* **DIRECTIONS FOR THIS TASK**: Gather every line in the records below that contains the word "table".

[Dataset entries on figures]
::::

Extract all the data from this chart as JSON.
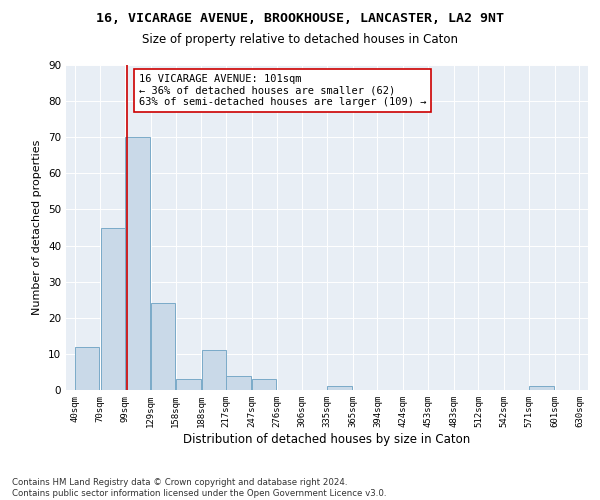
{
  "title1": "16, VICARAGE AVENUE, BROOKHOUSE, LANCASTER, LA2 9NT",
  "title2": "Size of property relative to detached houses in Caton",
  "xlabel": "Distribution of detached houses by size in Caton",
  "ylabel": "Number of detached properties",
  "bar_left_edges": [
    40,
    70,
    99,
    129,
    158,
    188,
    217,
    247,
    276,
    306,
    335,
    365,
    394,
    424,
    453,
    483,
    512,
    542,
    571,
    601
  ],
  "bar_widths": [
    29,
    29,
    30,
    29,
    30,
    29,
    30,
    29,
    30,
    29,
    30,
    29,
    30,
    29,
    30,
    29,
    29,
    29,
    30,
    29
  ],
  "bar_heights": [
    12,
    45,
    70,
    24,
    3,
    11,
    4,
    3,
    0,
    0,
    1,
    0,
    0,
    0,
    0,
    0,
    0,
    0,
    1,
    0
  ],
  "bar_color": "#c9d9e8",
  "bar_edge_color": "#7aaac8",
  "vline_x": 101,
  "vline_color": "#cc0000",
  "annotation_line1": "16 VICARAGE AVENUE: 101sqm",
  "annotation_line2": "← 36% of detached houses are smaller (62)",
  "annotation_line3": "63% of semi-detached houses are larger (109) →",
  "annotation_box_color": "#ffffff",
  "annotation_border_color": "#cc0000",
  "yticks": [
    0,
    10,
    20,
    30,
    40,
    50,
    60,
    70,
    80,
    90
  ],
  "ylim": [
    0,
    90
  ],
  "xlim": [
    30,
    640
  ],
  "tick_labels": [
    "40sqm",
    "70sqm",
    "99sqm",
    "129sqm",
    "158sqm",
    "188sqm",
    "217sqm",
    "247sqm",
    "276sqm",
    "306sqm",
    "335sqm",
    "365sqm",
    "394sqm",
    "424sqm",
    "453sqm",
    "483sqm",
    "512sqm",
    "542sqm",
    "571sqm",
    "601sqm",
    "630sqm"
  ],
  "tick_positions": [
    40,
    70,
    99,
    129,
    158,
    188,
    217,
    247,
    276,
    306,
    335,
    365,
    394,
    424,
    453,
    483,
    512,
    542,
    571,
    601,
    630
  ],
  "background_color": "#e8eef5",
  "footer_text": "Contains HM Land Registry data © Crown copyright and database right 2024.\nContains public sector information licensed under the Open Government Licence v3.0.",
  "title1_fontsize": 9.5,
  "title2_fontsize": 8.5,
  "xlabel_fontsize": 8.5,
  "ylabel_fontsize": 8,
  "annotation_fontsize": 7.5,
  "footer_fontsize": 6.2
}
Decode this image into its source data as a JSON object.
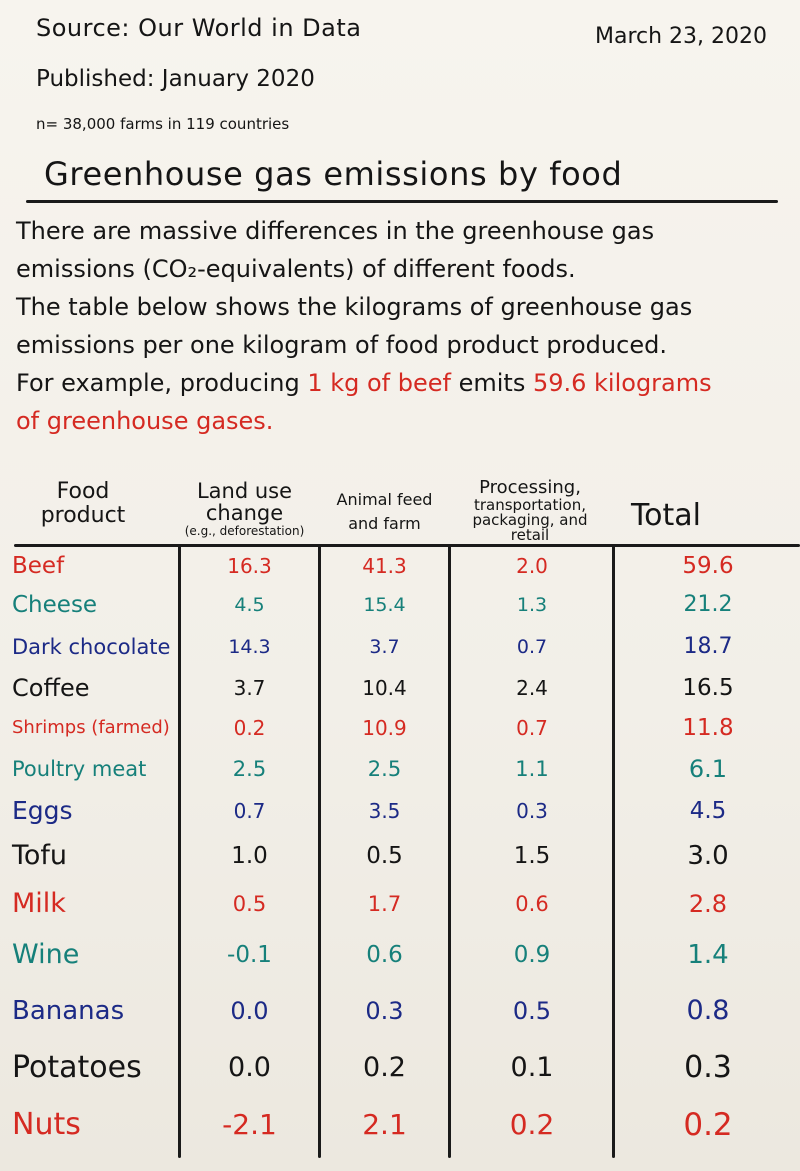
{
  "header": {
    "source": "Source: Our World in Data",
    "date": "March 23, 2020",
    "published": "Published: January 2020",
    "sample": "n= 38,000 farms in 119 countries"
  },
  "title": "Greenhouse gas emissions by food",
  "description": {
    "line1": "There are massive differences in the greenhouse gas",
    "line2": "emissions (CO₂-equivalents) of different foods.",
    "line3": "The table below shows the kilograms of greenhouse gas",
    "line4": "emissions per one kilogram of food product produced.",
    "line5_start": "For example, producing ",
    "line5_red1": "1 kg of beef",
    "line5_mid": " emits ",
    "line5_red2": "59.6 kilograms",
    "line6": "of greenhouse gases."
  },
  "table": {
    "headers": {
      "food_line1": "Food",
      "food_line2": "product",
      "land_line1": "Land use",
      "land_line2": "change",
      "land_note": "(e.g., deforestation)",
      "feed_line1": "Animal feed",
      "feed_line2": "and farm",
      "proc_line1": "Processing,",
      "proc_line2": "transportation,",
      "proc_line3": "packaging, and",
      "proc_line4": "retail",
      "total": "Total"
    },
    "rows": [
      {
        "food": "Beef",
        "land": "16.3",
        "feed": "41.3",
        "proc": "2.0",
        "total": "59.6",
        "color": "#d52a22"
      },
      {
        "food": "Cheese",
        "land": "4.5",
        "feed": "15.4",
        "proc": "1.3",
        "total": "21.2",
        "color": "#16807a"
      },
      {
        "food": "Dark chocolate",
        "land": "14.3",
        "feed": "3.7",
        "proc": "0.7",
        "total": "18.7",
        "color": "#1c2a86"
      },
      {
        "food": "Coffee",
        "land": "3.7",
        "feed": "10.4",
        "proc": "2.4",
        "total": "16.5",
        "color": "#151515"
      },
      {
        "food": "Shrimps (farmed)",
        "land": "0.2",
        "feed": "10.9",
        "proc": "0.7",
        "total": "11.8",
        "color": "#d52a22"
      },
      {
        "food": "Poultry meat",
        "land": "2.5",
        "feed": "2.5",
        "proc": "1.1",
        "total": "6.1",
        "color": "#16807a"
      },
      {
        "food": "Eggs",
        "land": "0.7",
        "feed": "3.5",
        "proc": "0.3",
        "total": "4.5",
        "color": "#1c2a86"
      },
      {
        "food": "Tofu",
        "land": "1.0",
        "feed": "0.5",
        "proc": "1.5",
        "total": "3.0",
        "color": "#151515"
      },
      {
        "food": "Milk",
        "land": "0.5",
        "feed": "1.7",
        "proc": "0.6",
        "total": "2.8",
        "color": "#d52a22"
      },
      {
        "food": "Wine",
        "land": "-0.1",
        "feed": "0.6",
        "proc": "0.9",
        "total": "1.4",
        "color": "#16807a"
      },
      {
        "food": "Bananas",
        "land": "0.0",
        "feed": "0.3",
        "proc": "0.5",
        "total": "0.8",
        "color": "#1c2a86"
      },
      {
        "food": "Potatoes",
        "land": "0.0",
        "feed": "0.2",
        "proc": "0.1",
        "total": "0.3",
        "color": "#151515"
      },
      {
        "food": "Nuts",
        "land": "-2.1",
        "feed": "2.1",
        "proc": "0.2",
        "total": "0.2",
        "color": "#d52a22"
      }
    ]
  }
}
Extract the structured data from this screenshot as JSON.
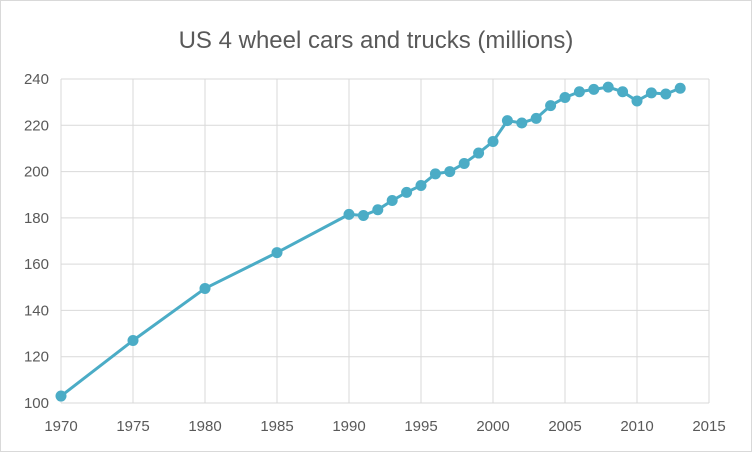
{
  "chart_data": {
    "type": "line",
    "title": "US 4 wheel cars and trucks (millions)",
    "xlabel": "",
    "ylabel": "",
    "xlim": [
      1970,
      2015
    ],
    "ylim": [
      100,
      240
    ],
    "x_ticks": [
      1970,
      1975,
      1980,
      1985,
      1990,
      1995,
      2000,
      2005,
      2010,
      2015
    ],
    "y_ticks": [
      100,
      120,
      140,
      160,
      180,
      200,
      220,
      240
    ],
    "grid": true,
    "legend": "none",
    "colors": {
      "series": "#4bacc6",
      "grid": "#d9d9d9",
      "text": "#595959"
    },
    "series": [
      {
        "x": [
          1970,
          1975,
          1980,
          1985,
          1990,
          1991,
          1992,
          1993,
          1994,
          1995,
          1996,
          1997,
          1998,
          1999,
          2000,
          2001,
          2002,
          2003,
          2004,
          2005,
          2006,
          2007,
          2008,
          2009,
          2010,
          2011,
          2012,
          2013
        ],
        "y": [
          103,
          127,
          149.5,
          165,
          181.5,
          181,
          183.5,
          187.5,
          191,
          194,
          199,
          200,
          203.5,
          208,
          213,
          222,
          221,
          223,
          228.5,
          232,
          234.5,
          235.5,
          236.5,
          234.5,
          230.5,
          234,
          233.5,
          236
        ]
      }
    ]
  }
}
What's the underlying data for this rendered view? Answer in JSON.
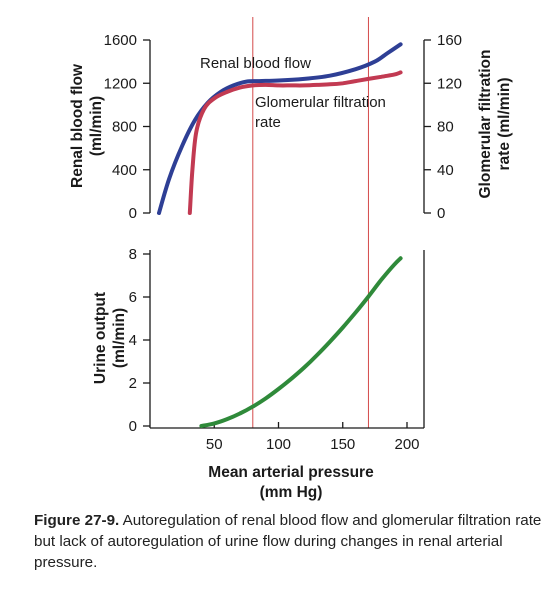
{
  "colors": {
    "rbf": "#2e3f95",
    "gfr": "#c23a52",
    "urine": "#2f8a3a",
    "refline": "#d44a4a",
    "axis": "#1a1a1a"
  },
  "chart_data": [
    {
      "type": "line",
      "x_range": [
        0,
        200
      ],
      "ylim_left": [
        0,
        1600
      ],
      "ylim_right": [
        0,
        160
      ],
      "yticks_left": [
        0,
        400,
        800,
        1200,
        1600
      ],
      "yticks_right": [
        0,
        40,
        80,
        120,
        160
      ],
      "ylabel_left": [
        "Renal blood flow",
        "(ml/min)"
      ],
      "ylabel_right": [
        "Glomerular filtration",
        "rate (ml/min)"
      ],
      "vertical_lines_x": [
        80,
        170
      ],
      "series": [
        {
          "name": "Renal blood flow",
          "axis": "left",
          "x": [
            7,
            15,
            25,
            35,
            45,
            55,
            65,
            75,
            85,
            100,
            120,
            140,
            160,
            175,
            185,
            195
          ],
          "y": [
            0,
            320,
            620,
            860,
            1020,
            1120,
            1180,
            1215,
            1220,
            1225,
            1240,
            1270,
            1330,
            1400,
            1480,
            1560
          ]
        },
        {
          "name": "Glomerular filtration rate",
          "axis": "right",
          "x": [
            31,
            33,
            36,
            42,
            50,
            60,
            70,
            80,
            90,
            100,
            110,
            120,
            130,
            140,
            150,
            160,
            170,
            180,
            190,
            195
          ],
          "y": [
            0,
            40,
            75,
            96,
            106,
            112,
            116,
            118,
            118.5,
            118,
            118,
            118,
            118.5,
            119,
            120,
            122,
            124,
            126,
            128,
            130
          ]
        }
      ],
      "annotations": [
        {
          "text": "Renal blood flow"
        },
        {
          "text": [
            "Glomerular filtration",
            "rate"
          ]
        }
      ]
    },
    {
      "type": "line",
      "x_range": [
        0,
        200
      ],
      "ylim": [
        0,
        8
      ],
      "yticks": [
        0,
        2,
        4,
        6,
        8
      ],
      "xticks": [
        50,
        100,
        150,
        200
      ],
      "ylabel": [
        "Urine output",
        "(ml/min)"
      ],
      "xlabel": [
        "Mean arterial pressure",
        "(mm Hg)"
      ],
      "vertical_lines_x": [
        80,
        170
      ],
      "series": [
        {
          "name": "Urine output",
          "x": [
            40,
            50,
            60,
            70,
            80,
            90,
            100,
            110,
            120,
            130,
            140,
            150,
            160,
            170,
            180,
            190,
            195
          ],
          "y": [
            0,
            0.12,
            0.32,
            0.58,
            0.9,
            1.28,
            1.72,
            2.2,
            2.72,
            3.3,
            3.92,
            4.58,
            5.28,
            6.02,
            6.8,
            7.5,
            7.8
          ]
        }
      ]
    }
  ],
  "caption": {
    "label": "Figure 27-9.",
    "text": " Autoregulation of renal blood flow and glomerular fil­tration rate but lack of autoregulation of urine flow during changes in renal arterial pressure."
  }
}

::::

* **RESPONSE TO THIS EXERCISE**:
    "line3": "The table below shows the kilograms of greenhouse gas",
  "table": {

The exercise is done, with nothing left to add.